Write out the records that appear below, verbatim and complete, but without pictures.

-*-

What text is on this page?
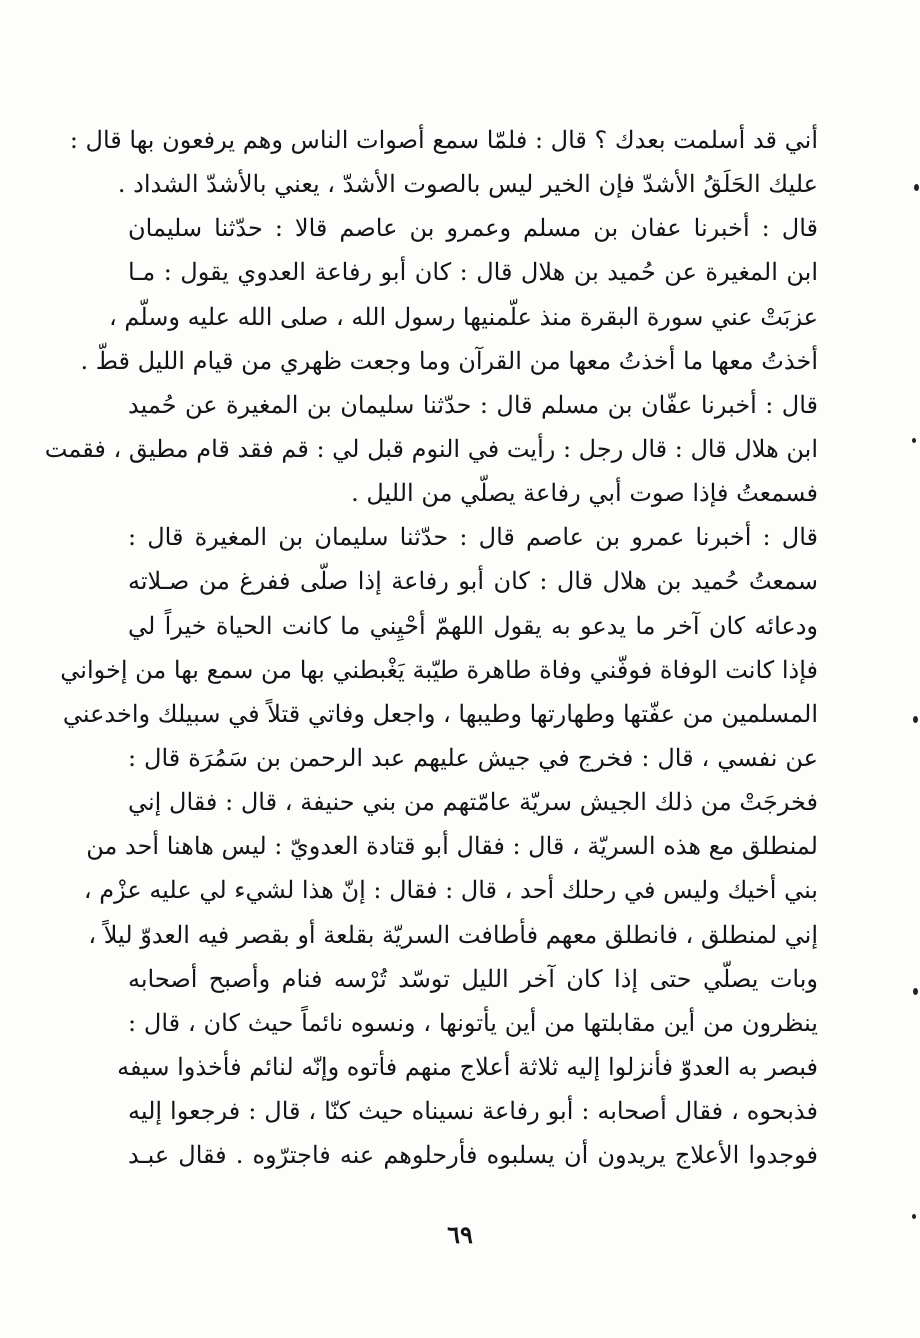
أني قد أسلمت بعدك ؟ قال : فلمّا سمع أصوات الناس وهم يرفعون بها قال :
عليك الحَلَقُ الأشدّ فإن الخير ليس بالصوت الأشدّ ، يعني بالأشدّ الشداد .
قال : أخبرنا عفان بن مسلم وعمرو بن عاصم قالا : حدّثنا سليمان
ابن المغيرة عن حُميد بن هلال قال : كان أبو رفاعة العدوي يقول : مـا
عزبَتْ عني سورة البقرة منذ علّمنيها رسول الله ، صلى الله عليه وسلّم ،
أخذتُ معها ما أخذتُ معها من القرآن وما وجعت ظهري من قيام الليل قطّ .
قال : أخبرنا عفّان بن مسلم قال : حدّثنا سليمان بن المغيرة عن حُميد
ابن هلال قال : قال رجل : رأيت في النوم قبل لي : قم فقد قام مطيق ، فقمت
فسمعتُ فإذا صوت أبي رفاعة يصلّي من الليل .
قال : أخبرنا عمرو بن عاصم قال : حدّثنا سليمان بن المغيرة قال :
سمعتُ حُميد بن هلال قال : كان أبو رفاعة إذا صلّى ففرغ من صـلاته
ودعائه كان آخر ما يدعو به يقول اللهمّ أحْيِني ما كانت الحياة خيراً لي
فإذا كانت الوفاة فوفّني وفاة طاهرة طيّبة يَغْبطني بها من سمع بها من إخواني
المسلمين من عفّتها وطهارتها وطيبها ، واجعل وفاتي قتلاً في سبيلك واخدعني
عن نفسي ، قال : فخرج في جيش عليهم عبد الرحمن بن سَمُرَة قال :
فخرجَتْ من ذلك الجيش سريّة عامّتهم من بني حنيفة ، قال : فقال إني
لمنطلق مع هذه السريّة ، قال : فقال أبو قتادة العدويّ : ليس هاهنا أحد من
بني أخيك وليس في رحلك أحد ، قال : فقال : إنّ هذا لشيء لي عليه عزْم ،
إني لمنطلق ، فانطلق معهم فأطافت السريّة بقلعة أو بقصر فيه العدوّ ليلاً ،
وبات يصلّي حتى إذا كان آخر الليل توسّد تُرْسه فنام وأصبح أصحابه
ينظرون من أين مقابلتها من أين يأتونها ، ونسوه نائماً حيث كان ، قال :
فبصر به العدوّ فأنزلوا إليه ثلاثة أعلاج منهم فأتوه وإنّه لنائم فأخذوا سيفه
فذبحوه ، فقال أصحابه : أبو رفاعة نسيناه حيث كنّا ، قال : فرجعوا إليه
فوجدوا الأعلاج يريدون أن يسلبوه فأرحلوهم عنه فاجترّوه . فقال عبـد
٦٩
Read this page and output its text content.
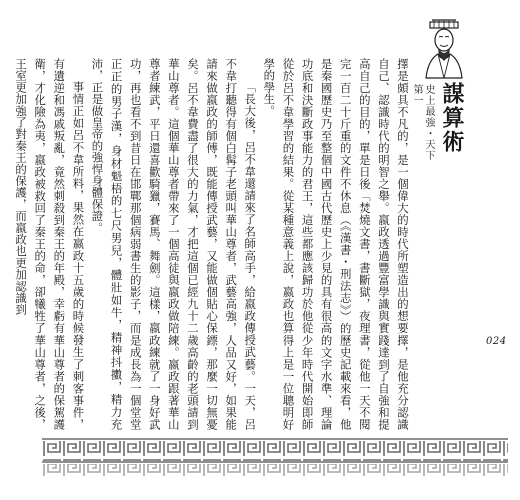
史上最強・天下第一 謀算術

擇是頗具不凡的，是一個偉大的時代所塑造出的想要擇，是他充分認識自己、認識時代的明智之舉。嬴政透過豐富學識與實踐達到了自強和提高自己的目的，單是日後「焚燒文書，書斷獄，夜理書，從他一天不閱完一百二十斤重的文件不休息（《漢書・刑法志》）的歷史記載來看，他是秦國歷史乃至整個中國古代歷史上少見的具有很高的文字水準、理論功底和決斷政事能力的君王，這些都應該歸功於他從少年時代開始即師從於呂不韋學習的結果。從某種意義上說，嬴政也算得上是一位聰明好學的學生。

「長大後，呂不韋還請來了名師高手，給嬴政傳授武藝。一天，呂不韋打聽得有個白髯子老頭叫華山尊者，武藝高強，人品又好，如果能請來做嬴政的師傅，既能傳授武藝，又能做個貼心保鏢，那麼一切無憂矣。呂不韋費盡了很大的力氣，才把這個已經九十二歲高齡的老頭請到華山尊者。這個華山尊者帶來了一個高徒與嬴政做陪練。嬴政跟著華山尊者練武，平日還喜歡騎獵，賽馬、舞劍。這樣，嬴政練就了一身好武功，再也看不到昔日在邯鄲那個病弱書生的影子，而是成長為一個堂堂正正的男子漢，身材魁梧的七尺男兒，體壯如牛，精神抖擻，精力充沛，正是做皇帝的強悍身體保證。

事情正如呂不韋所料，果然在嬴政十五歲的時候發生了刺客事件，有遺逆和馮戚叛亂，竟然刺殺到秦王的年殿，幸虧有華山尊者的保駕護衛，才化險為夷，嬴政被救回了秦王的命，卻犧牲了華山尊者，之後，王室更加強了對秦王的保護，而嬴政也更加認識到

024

-*-

**ANSWER TO THIS PROBLEM:**
What text is on this page?
أني قد أسلمت بعدك ؟ قال : فلمّا سمع أصوات الناس وهم يرفعون بها قال :
عليك الحَلَقُ الأشدّ فإن الخير ليس بالصوت الأشدّ ، يعني بالأشدّ الشداد .
قال : أخبرنا عفان بن مسلم وعمرو بن عاصم قالا : حدّثنا سليمان
ابن المغيرة عن حُميد بن هلال قال : كان أبو رفاعة العدوي يقول : مـا
عزبَتْ عني سورة البقرة منذ علّمنيها رسول الله ، صلى الله عليه وسلّم ،
أخذتُ معها ما أخذتُ معها من القرآن وما وجعت ظهري من قيام الليل قطّ .
قال : أخبرنا عفّان بن مسلم قال : حدّثنا سليمان بن المغيرة عن حُميد
ابن هلال قال : قال رجل : رأيت في النوم قبل لي : قم فقد قام مطيق ، فقمت
فسمعتُ فإذا صوت أبي رفاعة يصلّي من الليل .
قال : أخبرنا عمرو بن عاصم قال : حدّثنا سليمان بن المغيرة قال :
سمعتُ حُميد بن هلال قال : كان أبو رفاعة إذا صلّى ففرغ من صـلاته
ودعائه كان آخر ما يدعو به يقول اللهمّ أحْيِني ما كانت الحياة خيراً لي
فإذا كانت الوفاة فوفّني وفاة طاهرة طيّبة يَغْبطني بها من سمع بها من إخواني
المسلمين من عفّتها وطهارتها وطيبها ، واجعل وفاتي قتلاً في سبيلك واخدعني
عن نفسي ، قال : فخرج في جيش عليهم عبد الرحمن بن سَمُرَة قال :
فخرجَتْ من ذلك الجيش سريّة عامّتهم من بني حنيفة ، قال : فقال إني
لمنطلق مع هذه السريّة ، قال : فقال أبو قتادة العدويّ : ليس هاهنا أحد من
بني أخيك وليس في رحلك أحد ، قال : فقال : إنّ هذا لشيء لي عليه عزْم ،
إني لمنطلق ، فانطلق معهم فأطافت السريّة بقلعة أو بقصر فيه العدوّ ليلاً ،
وبات يصلّي حتى إذا كان آخر الليل توسّد تُرْسه فنام وأصبح أصحابه
ينظرون من أين مقابلتها من أين يأتونها ، ونسوه نائماً حيث كان ، قال :
فبصر به العدوّ فأنزلوا إليه ثلاثة أعلاج منهم فأتوه وإنّه لنائم فأخذوا سيفه
فذبحوه ، فقال أصحابه : أبو رفاعة نسيناه حيث كنّا ، قال : فرجعوا إليه
فوجدوا الأعلاج يريدون أن يسلبوه فأرحلوهم عنه فاجترّوه . فقال عبـد
٦٩
Read this page and output its text content.
史上最強・天下第一 謀算術

擇是頗具不凡的，是一個偉大的時代所塑造出的想要擇，是他充分認識自己、認識時代的明智之舉。嬴政透過豐富學識與實踐達到了自強和提高自己的目的，單是日後「焚燒文書，書斷獄，夜理書，從他一天不閱完一百二十斤重的文件不休息（《漢書・刑法志》）的歷史記載來看，他是秦國歷史乃至整個中國古代歷史上少見的具有很高的文字水準、理論功底和決斷政事能力的君王，這些都應該歸功於他從少年時代開始即師從於呂不韋學習的結果。從某種意義上說，嬴政也算得上是一位聰明好學的學生。

「長大後，呂不韋還請來了名師高手，給嬴政傳授武藝。一天，呂不韋打聽得有個白髯子老頭叫華山尊者，武藝高強，人品又好，如果能請來做嬴政的師傅，既能傳授武藝，又能做個貼心保鏢，那麼一切無憂矣。呂不韋費盡了很大的力氣，才把這個已經九十二歲高齡的老頭請到華山尊者。這個華山尊者帶來了一個高徒與嬴政做陪練。嬴政跟著華山尊者練武，平日還喜歡騎獵，賽馬、舞劍。這樣，嬴政練就了一身好武功，再也看不到昔日在邯鄲那個病弱書生的影子，而是成長為一個堂堂正正的男子漢，身材魁梧的七尺男兒，體壯如牛，精神抖擻，精力充沛，正是做皇帝的強悍身體保證。

事情正如呂不韋所料，果然在嬴政十五歲的時候發生了刺客事件，有遺逆和馮戚叛亂，竟然刺殺到秦王的年殿，幸虧有華山尊者的保駕護衛，才化險為夷，嬴政被救回了秦王的命，卻犧牲了華山尊者，之後，王室更加強了對秦王的保護，而嬴政也更加認識到

024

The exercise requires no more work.